Records from a collection
— start —

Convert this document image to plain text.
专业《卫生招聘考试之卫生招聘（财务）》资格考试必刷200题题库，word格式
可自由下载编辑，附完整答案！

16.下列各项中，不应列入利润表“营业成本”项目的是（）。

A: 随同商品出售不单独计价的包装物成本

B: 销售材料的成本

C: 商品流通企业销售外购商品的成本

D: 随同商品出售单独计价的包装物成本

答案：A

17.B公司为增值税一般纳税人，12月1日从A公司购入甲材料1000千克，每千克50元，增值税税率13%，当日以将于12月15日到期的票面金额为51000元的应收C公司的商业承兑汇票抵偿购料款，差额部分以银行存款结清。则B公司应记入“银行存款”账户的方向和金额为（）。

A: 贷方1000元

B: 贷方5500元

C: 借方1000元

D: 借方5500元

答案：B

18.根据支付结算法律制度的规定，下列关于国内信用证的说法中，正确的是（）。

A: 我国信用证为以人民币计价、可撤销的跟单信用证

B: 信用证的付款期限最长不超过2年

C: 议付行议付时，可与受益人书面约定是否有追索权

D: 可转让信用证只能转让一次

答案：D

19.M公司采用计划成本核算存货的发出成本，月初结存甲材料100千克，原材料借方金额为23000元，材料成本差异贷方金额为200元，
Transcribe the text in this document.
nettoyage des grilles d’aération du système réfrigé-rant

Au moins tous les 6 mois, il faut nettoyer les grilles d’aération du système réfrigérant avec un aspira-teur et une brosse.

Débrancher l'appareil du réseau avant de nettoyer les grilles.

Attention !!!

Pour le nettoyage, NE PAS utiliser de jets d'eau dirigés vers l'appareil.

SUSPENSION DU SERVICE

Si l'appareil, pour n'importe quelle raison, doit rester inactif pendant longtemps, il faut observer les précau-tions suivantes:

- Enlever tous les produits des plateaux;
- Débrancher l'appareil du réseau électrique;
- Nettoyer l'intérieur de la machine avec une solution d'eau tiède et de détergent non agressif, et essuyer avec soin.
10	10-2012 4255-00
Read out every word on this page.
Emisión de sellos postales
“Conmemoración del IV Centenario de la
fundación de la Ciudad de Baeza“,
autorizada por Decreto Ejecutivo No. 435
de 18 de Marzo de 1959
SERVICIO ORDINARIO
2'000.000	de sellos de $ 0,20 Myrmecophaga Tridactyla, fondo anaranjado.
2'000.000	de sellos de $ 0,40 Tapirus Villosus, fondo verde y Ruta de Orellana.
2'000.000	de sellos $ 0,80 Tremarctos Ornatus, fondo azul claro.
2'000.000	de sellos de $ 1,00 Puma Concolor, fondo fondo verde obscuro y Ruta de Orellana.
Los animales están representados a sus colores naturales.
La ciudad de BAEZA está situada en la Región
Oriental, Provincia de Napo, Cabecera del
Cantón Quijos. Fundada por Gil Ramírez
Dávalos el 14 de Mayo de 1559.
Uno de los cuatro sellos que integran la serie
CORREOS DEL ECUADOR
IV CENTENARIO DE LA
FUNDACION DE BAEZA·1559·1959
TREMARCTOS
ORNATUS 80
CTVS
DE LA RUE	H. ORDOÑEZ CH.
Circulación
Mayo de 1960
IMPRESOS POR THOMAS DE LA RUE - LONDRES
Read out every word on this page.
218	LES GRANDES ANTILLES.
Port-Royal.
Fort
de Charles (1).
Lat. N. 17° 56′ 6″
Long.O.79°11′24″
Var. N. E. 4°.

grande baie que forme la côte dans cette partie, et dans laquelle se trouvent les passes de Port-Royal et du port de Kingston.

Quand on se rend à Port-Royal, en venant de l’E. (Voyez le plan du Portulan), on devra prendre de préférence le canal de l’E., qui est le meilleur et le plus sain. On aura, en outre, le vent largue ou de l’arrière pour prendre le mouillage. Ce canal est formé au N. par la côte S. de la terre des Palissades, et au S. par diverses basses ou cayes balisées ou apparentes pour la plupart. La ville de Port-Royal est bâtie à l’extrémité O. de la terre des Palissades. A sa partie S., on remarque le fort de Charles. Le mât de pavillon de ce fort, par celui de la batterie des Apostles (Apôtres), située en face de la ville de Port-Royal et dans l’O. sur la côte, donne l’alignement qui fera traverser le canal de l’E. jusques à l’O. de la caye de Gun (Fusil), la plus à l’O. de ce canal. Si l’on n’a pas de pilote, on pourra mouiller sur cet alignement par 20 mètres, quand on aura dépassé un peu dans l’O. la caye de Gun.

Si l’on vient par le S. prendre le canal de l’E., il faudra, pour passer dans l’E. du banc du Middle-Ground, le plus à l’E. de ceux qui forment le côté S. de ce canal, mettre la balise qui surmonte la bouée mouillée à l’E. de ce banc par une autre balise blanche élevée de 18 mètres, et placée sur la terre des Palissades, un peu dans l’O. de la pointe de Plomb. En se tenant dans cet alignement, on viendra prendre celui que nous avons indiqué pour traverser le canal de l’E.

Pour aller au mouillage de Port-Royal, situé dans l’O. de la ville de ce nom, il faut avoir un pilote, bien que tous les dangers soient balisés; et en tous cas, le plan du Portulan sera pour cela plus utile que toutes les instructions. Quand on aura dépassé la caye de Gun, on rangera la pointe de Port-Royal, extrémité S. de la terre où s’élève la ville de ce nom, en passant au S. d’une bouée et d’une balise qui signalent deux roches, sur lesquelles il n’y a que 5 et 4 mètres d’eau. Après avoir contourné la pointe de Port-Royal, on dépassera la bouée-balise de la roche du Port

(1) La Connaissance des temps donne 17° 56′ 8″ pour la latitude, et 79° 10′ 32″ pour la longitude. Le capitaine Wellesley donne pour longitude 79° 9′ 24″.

— end —

- Exercise instructions: All of the material must be reproduced exactly.

- Solution for this problem:
Convert this document image to plain text.
专业《卫生招聘考试之卫生招聘（财务）》资格考试必刷200题题库，word格式
可自由下载编辑，附完整答案！

16.下列各项中，不应列入利润表“营业成本”项目的是（）。

A: 随同商品出售不单独计价的包装物成本

B: 销售材料的成本

C: 商品流通企业销售外购商品的成本

D: 随同商品出售单独计价的包装物成本

答案：A

17.B公司为增值税一般纳税人，12月1日从A公司购入甲材料1000千克，每千克50元，增值税税率13%，当日以将于12月15日到期的票面金额为51000元的应收C公司的商业承兑汇票抵偿购料款，差额部分以银行存款结清。则B公司应记入“银行存款”账户的方向和金额为（）。

A: 贷方1000元

B: 贷方5500元

C: 借方1000元

D: 借方5500元

答案：B

18.根据支付结算法律制度的规定，下列关于国内信用证的说法中，正确的是（）。

A: 我国信用证为以人民币计价、可撤销的跟单信用证

B: 信用证的付款期限最长不超过2年

C: 议付行议付时，可与受益人书面约定是否有追索权

D: 可转让信用证只能转让一次

答案：D

19.M公司采用计划成本核算存货的发出成本，月初结存甲材料100千克，原材料借方金额为23000元，材料成本差异贷方金额为200元，
Transcribe the text in this document.
nettoyage des grilles d’aération du système réfrigé-rant

Au moins tous les 6 mois, il faut nettoyer les grilles d’aération du système réfrigérant avec un aspira-teur et une brosse.

Débrancher l'appareil du réseau avant de nettoyer les grilles.

Attention !!!

Pour le nettoyage, NE PAS utiliser de jets d'eau dirigés vers l'appareil.

SUSPENSION DU SERVICE

Si l'appareil, pour n'importe quelle raison, doit rester inactif pendant longtemps, il faut observer les précau-tions suivantes:

- Enlever tous les produits des plateaux;
- Débrancher l'appareil du réseau électrique;
- Nettoyer l'intérieur de la machine avec une solution d'eau tiède et de détergent non agressif, et essuyer avec soin.
10	10-2012 4255-00
Read out every word on this page.
Emisión de sellos postales
“Conmemoración del IV Centenario de la
fundación de la Ciudad de Baeza“,
autorizada por Decreto Ejecutivo No. 435
de 18 de Marzo de 1959
SERVICIO ORDINARIO
2'000.000	de sellos de $ 0,20 Myrmecophaga Tridactyla, fondo anaranjado.
2'000.000	de sellos de $ 0,40 Tapirus Villosus, fondo verde y Ruta de Orellana.
2'000.000	de sellos $ 0,80 Tremarctos Ornatus, fondo azul claro.
2'000.000	de sellos de $ 1,00 Puma Concolor, fondo fondo verde obscuro y Ruta de Orellana.
Los animales están representados a sus colores naturales.
La ciudad de BAEZA está situada en la Región
Oriental, Provincia de Napo, Cabecera del
Cantón Quijos. Fundada por Gil Ramírez
Dávalos el 14 de Mayo de 1559.
Uno de los cuatro sellos que integran la serie
CORREOS DEL ECUADOR
IV CENTENARIO DE LA
FUNDACION DE BAEZA·1559·1959
TREMARCTOS
ORNATUS 80
CTVS
DE LA RUE	H. ORDOÑEZ CH.
Circulación
Mayo de 1960
IMPRESOS POR THOMAS DE LA RUE - LONDRES
Read out every word on this page.
218	LES GRANDES ANTILLES.
Port-Royal.
Fort
de Charles (1).
Lat. N. 17° 56′ 6″
Long.O.79°11′24″
Var. N. E. 4°.

grande baie que forme la côte dans cette partie, et dans laquelle se trouvent les passes de Port-Royal et du port de Kingston.

Quand on se rend à Port-Royal, en venant de l’E. (Voyez le plan du Portulan), on devra prendre de préférence le canal de l’E., qui est le meilleur et le plus sain. On aura, en outre, le vent largue ou de l’arrière pour prendre le mouillage. Ce canal est formé au N. par la côte S. de la terre des Palissades, et au S. par diverses basses ou cayes balisées ou apparentes pour la plupart. La ville de Port-Royal est bâtie à l’extrémité O. de la terre des Palissades. A sa partie S., on remarque le fort de Charles. Le mât de pavillon de ce fort, par celui de la batterie des Apostles (Apôtres), située en face de la ville de Port-Royal et dans l’O. sur la côte, donne l’alignement qui fera traverser le canal de l’E. jusques à l’O. de la caye de Gun (Fusil), la plus à l’O. de ce canal. Si l’on n’a pas de pilote, on pourra mouiller sur cet alignement par 20 mètres, quand on aura dépassé un peu dans l’O. la caye de Gun.

Si l’on vient par le S. prendre le canal de l’E., il faudra, pour passer dans l’E. du banc du Middle-Ground, le plus à l’E. de ceux qui forment le côté S. de ce canal, mettre la balise qui surmonte la bouée mouillée à l’E. de ce banc par une autre balise blanche élevée de 18 mètres, et placée sur la terre des Palissades, un peu dans l’O. de la pointe de Plomb. En se tenant dans cet alignement, on viendra prendre celui que nous avons indiqué pour traverser le canal de l’E.

Pour aller au mouillage de Port-Royal, situé dans l’O. de la ville de ce nom, il faut avoir un pilote, bien que tous les dangers soient balisés; et en tous cas, le plan du Portulan sera pour cela plus utile que toutes les instructions. Quand on aura dépassé la caye de Gun, on rangera la pointe de Port-Royal, extrémité S. de la terre où s’élève la ville de ce nom, en passant au S. d’une bouée et d’une balise qui signalent deux roches, sur lesquelles il n’y a que 5 et 4 mètres d’eau. Après avoir contourné la pointe de Port-Royal, on dépassera la bouée-balise de la roche du Port

(1) La Connaissance des temps donne 17° 56′ 8″ pour la latitude, et 79° 10′ 32″ pour la longitude. Le capitaine Wellesley donne pour longitude 79° 9′ 24″.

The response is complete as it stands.